*PROBLEM STATEMENT*
The listing below should be written out exactly; please include all of it.

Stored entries
**********
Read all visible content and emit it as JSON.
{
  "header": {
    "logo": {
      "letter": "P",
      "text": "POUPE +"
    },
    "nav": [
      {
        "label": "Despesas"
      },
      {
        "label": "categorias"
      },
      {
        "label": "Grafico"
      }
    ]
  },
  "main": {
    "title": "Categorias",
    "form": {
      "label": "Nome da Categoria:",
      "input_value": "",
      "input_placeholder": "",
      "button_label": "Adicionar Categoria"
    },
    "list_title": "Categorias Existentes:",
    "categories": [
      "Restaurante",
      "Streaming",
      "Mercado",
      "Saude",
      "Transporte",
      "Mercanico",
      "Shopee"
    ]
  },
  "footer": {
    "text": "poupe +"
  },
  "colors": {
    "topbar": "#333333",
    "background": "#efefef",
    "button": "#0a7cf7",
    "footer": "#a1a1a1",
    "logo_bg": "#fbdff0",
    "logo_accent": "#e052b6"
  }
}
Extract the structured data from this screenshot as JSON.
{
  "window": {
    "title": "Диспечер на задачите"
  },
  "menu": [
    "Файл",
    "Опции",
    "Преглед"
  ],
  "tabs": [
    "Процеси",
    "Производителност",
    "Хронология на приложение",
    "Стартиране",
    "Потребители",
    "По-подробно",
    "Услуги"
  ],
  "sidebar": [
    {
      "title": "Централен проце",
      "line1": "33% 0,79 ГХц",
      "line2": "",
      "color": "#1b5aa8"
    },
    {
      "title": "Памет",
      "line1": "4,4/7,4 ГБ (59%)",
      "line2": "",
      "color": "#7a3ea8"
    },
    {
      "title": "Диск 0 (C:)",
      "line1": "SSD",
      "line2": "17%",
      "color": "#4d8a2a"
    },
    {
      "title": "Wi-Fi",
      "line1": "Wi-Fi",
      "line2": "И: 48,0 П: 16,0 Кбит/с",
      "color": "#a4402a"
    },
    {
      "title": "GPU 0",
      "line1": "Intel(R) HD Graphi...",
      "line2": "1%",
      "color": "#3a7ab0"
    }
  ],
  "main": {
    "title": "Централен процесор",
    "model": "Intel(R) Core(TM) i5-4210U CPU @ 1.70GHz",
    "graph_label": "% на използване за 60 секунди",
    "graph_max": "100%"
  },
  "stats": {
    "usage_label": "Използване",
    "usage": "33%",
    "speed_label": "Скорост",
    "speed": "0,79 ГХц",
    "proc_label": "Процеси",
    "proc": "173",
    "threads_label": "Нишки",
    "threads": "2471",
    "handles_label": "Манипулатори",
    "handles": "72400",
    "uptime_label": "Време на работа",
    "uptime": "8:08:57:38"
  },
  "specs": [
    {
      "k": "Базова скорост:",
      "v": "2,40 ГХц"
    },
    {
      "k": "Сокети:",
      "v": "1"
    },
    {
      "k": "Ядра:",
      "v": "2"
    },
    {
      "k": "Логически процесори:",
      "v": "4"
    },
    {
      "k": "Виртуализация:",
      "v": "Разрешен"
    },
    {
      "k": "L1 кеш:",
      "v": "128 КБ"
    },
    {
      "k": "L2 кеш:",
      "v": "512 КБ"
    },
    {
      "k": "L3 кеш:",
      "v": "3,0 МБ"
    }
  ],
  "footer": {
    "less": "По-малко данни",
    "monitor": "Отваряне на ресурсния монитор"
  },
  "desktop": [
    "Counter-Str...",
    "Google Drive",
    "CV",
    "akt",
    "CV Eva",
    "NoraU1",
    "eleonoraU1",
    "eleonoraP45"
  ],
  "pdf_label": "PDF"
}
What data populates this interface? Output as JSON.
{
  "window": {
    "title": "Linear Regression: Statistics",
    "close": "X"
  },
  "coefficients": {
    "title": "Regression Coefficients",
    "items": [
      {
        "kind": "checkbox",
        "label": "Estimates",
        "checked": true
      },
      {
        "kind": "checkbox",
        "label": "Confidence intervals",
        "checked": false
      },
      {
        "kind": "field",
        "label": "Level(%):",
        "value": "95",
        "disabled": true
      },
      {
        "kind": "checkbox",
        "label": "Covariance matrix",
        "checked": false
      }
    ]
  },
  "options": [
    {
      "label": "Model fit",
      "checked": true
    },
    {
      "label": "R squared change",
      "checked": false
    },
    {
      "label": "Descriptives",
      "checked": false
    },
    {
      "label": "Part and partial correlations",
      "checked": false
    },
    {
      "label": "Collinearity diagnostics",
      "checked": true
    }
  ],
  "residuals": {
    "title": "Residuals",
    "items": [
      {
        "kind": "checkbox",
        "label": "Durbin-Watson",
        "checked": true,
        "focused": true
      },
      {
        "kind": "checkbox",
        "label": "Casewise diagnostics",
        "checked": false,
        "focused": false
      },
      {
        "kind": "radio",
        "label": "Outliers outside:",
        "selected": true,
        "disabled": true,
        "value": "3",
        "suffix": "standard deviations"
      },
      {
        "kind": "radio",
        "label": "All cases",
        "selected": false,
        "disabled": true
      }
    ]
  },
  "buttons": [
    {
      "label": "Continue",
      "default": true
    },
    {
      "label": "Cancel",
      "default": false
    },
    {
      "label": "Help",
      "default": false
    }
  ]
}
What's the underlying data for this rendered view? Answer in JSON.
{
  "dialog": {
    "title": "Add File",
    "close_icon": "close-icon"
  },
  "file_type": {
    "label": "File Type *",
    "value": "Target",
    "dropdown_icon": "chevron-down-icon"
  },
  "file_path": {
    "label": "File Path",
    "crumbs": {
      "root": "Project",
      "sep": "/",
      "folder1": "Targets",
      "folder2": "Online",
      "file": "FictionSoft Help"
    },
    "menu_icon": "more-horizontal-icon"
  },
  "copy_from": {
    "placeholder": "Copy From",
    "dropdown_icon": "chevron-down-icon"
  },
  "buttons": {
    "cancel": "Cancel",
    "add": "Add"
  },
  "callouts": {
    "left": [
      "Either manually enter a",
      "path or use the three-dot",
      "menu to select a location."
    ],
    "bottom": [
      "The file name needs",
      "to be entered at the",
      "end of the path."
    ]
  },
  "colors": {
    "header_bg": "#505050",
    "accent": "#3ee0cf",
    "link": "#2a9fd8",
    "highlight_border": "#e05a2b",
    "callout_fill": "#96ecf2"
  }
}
**********
*IN RESPONSE*
Read all visible content and emit it as JSON.
{
  "header": {
    "logo": {
      "letter": "P",
      "text": "POUPE +"
    },
    "nav": [
      {
        "label": "Despesas"
      },
      {
        "label": "categorias"
      },
      {
        "label": "Grafico"
      }
    ]
  },
  "main": {
    "title": "Categorias",
    "form": {
      "label": "Nome da Categoria:",
      "input_value": "",
      "input_placeholder": "",
      "button_label": "Adicionar Categoria"
    },
    "list_title": "Categorias Existentes:",
    "categories": [
      "Restaurante",
      "Streaming",
      "Mercado",
      "Saude",
      "Transporte",
      "Mercanico",
      "Shopee"
    ]
  },
  "footer": {
    "text": "poupe +"
  },
  "colors": {
    "topbar": "#333333",
    "background": "#efefef",
    "button": "#0a7cf7",
    "footer": "#a1a1a1",
    "logo_bg": "#fbdff0",
    "logo_accent": "#e052b6"
  }
}
Extract the structured data from this screenshot as JSON.
{
  "window": {
    "title": "Диспечер на задачите"
  },
  "menu": [
    "Файл",
    "Опции",
    "Преглед"
  ],
  "tabs": [
    "Процеси",
    "Производителност",
    "Хронология на приложение",
    "Стартиране",
    "Потребители",
    "По-подробно",
    "Услуги"
  ],
  "sidebar": [
    {
      "title": "Централен проце",
      "line1": "33% 0,79 ГХц",
      "line2": "",
      "color": "#1b5aa8"
    },
    {
      "title": "Памет",
      "line1": "4,4/7,4 ГБ (59%)",
      "line2": "",
      "color": "#7a3ea8"
    },
    {
      "title": "Диск 0 (C:)",
      "line1": "SSD",
      "line2": "17%",
      "color": "#4d8a2a"
    },
    {
      "title": "Wi-Fi",
      "line1": "Wi-Fi",
      "line2": "И: 48,0 П: 16,0 Кбит/с",
      "color": "#a4402a"
    },
    {
      "title": "GPU 0",
      "line1": "Intel(R) HD Graphi...",
      "line2": "1%",
      "color": "#3a7ab0"
    }
  ],
  "main": {
    "title": "Централен процесор",
    "model": "Intel(R) Core(TM) i5-4210U CPU @ 1.70GHz",
    "graph_label": "% на използване за 60 секунди",
    "graph_max": "100%"
  },
  "stats": {
    "usage_label": "Използване",
    "usage": "33%",
    "speed_label": "Скорост",
    "speed": "0,79 ГХц",
    "proc_label": "Процеси",
    "proc": "173",
    "threads_label": "Нишки",
    "threads": "2471",
    "handles_label": "Манипулатори",
    "handles": "72400",
    "uptime_label": "Време на работа",
    "uptime": "8:08:57:38"
  },
  "specs": [
    {
      "k": "Базова скорост:",
      "v": "2,40 ГХц"
    },
    {
      "k": "Сокети:",
      "v": "1"
    },
    {
      "k": "Ядра:",
      "v": "2"
    },
    {
      "k": "Логически процесори:",
      "v": "4"
    },
    {
      "k": "Виртуализация:",
      "v": "Разрешен"
    },
    {
      "k": "L1 кеш:",
      "v": "128 КБ"
    },
    {
      "k": "L2 кеш:",
      "v": "512 КБ"
    },
    {
      "k": "L3 кеш:",
      "v": "3,0 МБ"
    }
  ],
  "footer": {
    "less": "По-малко данни",
    "monitor": "Отваряне на ресурсния монитор"
  },
  "desktop": [
    "Counter-Str...",
    "Google Drive",
    "CV",
    "akt",
    "CV Eva",
    "NoraU1",
    "eleonoraU1",
    "eleonoraP45"
  ],
  "pdf_label": "PDF"
}
What data populates this interface? Output as JSON.
{
  "window": {
    "title": "Linear Regression: Statistics",
    "close": "X"
  },
  "coefficients": {
    "title": "Regression Coefficients",
    "items": [
      {
        "kind": "checkbox",
        "label": "Estimates",
        "checked": true
      },
      {
        "kind": "checkbox",
        "label": "Confidence intervals",
        "checked": false
      },
      {
        "kind": "field",
        "label": "Level(%):",
        "value": "95",
        "disabled": true
      },
      {
        "kind": "checkbox",
        "label": "Covariance matrix",
        "checked": false
      }
    ]
  },
  "options": [
    {
      "label": "Model fit",
      "checked": true
    },
    {
      "label": "R squared change",
      "checked": false
    },
    {
      "label": "Descriptives",
      "checked": false
    },
    {
      "label": "Part and partial correlations",
      "checked": false
    },
    {
      "label": "Collinearity diagnostics",
      "checked": true
    }
  ],
  "residuals": {
    "title": "Residuals",
    "items": [
      {
        "kind": "checkbox",
        "label": "Durbin-Watson",
        "checked": true,
        "focused": true
      },
      {
        "kind": "checkbox",
        "label": "Casewise diagnostics",
        "checked": false,
        "focused": false
      },
      {
        "kind": "radio",
        "label": "Outliers outside:",
        "selected": true,
        "disabled": true,
        "value": "3",
        "suffix": "standard deviations"
      },
      {
        "kind": "radio",
        "label": "All cases",
        "selected": false,
        "disabled": true
      }
    ]
  },
  "buttons": [
    {
      "label": "Continue",
      "default": true
    },
    {
      "label": "Cancel",
      "default": false
    },
    {
      "label": "Help",
      "default": false
    }
  ]
}
What's the underlying data for this rendered view? Answer in JSON.
{
  "dialog": {
    "title": "Add File",
    "close_icon": "close-icon"
  },
  "file_type": {
    "label": "File Type *",
    "value": "Target",
    "dropdown_icon": "chevron-down-icon"
  },
  "file_path": {
    "label": "File Path",
    "crumbs": {
      "root": "Project",
      "sep": "/",
      "folder1": "Targets",
      "folder2": "Online",
      "file": "FictionSoft Help"
    },
    "menu_icon": "more-horizontal-icon"
  },
  "copy_from": {
    "placeholder": "Copy From",
    "dropdown_icon": "chevron-down-icon"
  },
  "buttons": {
    "cancel": "Cancel",
    "add": "Add"
  },
  "callouts": {
    "left": [
      "Either manually enter a",
      "path or use the three-dot",
      "menu to select a location."
    ],
    "bottom": [
      "The file name needs",
      "to be entered at the",
      "end of the path."
    ]
  },
  "colors": {
    "header_bg": "#505050",
    "accent": "#3ee0cf",
    "link": "#2a9fd8",
    "highlight_border": "#e05a2b",
    "callout_fill": "#96ecf2"
  }
}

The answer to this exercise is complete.